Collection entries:
####

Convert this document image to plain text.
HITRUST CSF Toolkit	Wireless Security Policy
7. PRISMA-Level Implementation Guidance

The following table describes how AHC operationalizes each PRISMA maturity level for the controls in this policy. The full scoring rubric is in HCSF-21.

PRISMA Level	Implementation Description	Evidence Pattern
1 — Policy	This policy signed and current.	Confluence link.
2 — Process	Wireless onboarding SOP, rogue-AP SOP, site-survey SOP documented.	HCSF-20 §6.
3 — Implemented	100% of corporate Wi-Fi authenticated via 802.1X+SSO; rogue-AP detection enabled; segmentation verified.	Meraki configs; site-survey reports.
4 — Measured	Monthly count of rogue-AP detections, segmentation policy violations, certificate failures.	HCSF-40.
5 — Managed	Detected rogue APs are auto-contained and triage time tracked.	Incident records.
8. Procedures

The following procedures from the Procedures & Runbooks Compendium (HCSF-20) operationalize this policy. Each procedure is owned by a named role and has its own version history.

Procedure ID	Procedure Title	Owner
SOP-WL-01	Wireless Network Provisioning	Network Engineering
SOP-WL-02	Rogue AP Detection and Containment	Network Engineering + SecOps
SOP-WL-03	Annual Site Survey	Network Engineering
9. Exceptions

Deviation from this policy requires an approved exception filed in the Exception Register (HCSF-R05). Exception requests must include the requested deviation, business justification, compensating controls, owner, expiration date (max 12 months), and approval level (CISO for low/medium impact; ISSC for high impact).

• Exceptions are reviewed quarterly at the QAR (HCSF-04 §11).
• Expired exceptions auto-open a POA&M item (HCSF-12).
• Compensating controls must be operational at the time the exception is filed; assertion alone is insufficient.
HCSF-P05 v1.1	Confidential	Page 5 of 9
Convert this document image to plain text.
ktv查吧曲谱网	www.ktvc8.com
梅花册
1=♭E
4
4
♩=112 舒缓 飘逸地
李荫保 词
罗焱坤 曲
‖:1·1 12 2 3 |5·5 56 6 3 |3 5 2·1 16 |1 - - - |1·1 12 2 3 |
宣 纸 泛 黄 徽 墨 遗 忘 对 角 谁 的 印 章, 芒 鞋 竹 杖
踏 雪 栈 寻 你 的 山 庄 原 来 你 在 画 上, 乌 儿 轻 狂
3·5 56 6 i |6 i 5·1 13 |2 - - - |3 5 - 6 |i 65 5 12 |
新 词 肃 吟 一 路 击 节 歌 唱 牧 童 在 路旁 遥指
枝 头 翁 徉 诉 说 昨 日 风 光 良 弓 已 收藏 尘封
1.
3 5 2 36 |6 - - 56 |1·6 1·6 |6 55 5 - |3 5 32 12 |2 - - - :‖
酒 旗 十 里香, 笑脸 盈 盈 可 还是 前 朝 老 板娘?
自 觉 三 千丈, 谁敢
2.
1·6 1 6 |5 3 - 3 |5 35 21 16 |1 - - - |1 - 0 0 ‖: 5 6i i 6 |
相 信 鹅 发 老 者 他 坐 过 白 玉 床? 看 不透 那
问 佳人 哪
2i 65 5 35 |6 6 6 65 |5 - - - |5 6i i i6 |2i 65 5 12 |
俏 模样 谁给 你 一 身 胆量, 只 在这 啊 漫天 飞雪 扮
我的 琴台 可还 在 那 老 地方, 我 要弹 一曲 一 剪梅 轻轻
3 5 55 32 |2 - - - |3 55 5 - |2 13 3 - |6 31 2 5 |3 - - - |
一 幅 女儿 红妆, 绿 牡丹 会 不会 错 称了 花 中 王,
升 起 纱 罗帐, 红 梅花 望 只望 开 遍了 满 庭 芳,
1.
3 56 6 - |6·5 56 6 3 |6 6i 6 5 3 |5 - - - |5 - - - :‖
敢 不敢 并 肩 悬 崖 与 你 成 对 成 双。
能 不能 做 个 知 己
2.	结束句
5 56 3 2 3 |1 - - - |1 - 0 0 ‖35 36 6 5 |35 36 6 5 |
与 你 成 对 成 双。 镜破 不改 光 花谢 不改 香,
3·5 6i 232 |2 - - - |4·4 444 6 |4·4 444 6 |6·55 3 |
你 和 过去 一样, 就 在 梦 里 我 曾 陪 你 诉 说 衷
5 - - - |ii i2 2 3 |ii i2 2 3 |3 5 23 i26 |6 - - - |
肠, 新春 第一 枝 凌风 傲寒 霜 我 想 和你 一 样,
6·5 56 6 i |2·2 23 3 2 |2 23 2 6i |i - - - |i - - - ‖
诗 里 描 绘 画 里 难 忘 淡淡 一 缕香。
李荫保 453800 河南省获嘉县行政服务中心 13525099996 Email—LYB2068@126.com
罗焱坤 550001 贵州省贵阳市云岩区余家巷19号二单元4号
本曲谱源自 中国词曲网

####

### Your instructions
Using the listing, copy every line where the word "from" shows up.

### Solved problem
The following procedures from the Procedures & Runbooks Compendium (HCSF-20) operationalize this policy. Each procedure is owned by a named role and has its own version history.
Deviation from this policy requires an approved exception filed in the Exception Register (HCSF-R05). Exception requests must include the requested deviation, business justification, compensating controls, owner, expiration date (max 12 months), and approval level (CISO for low/medium impact; ISSC for high impact).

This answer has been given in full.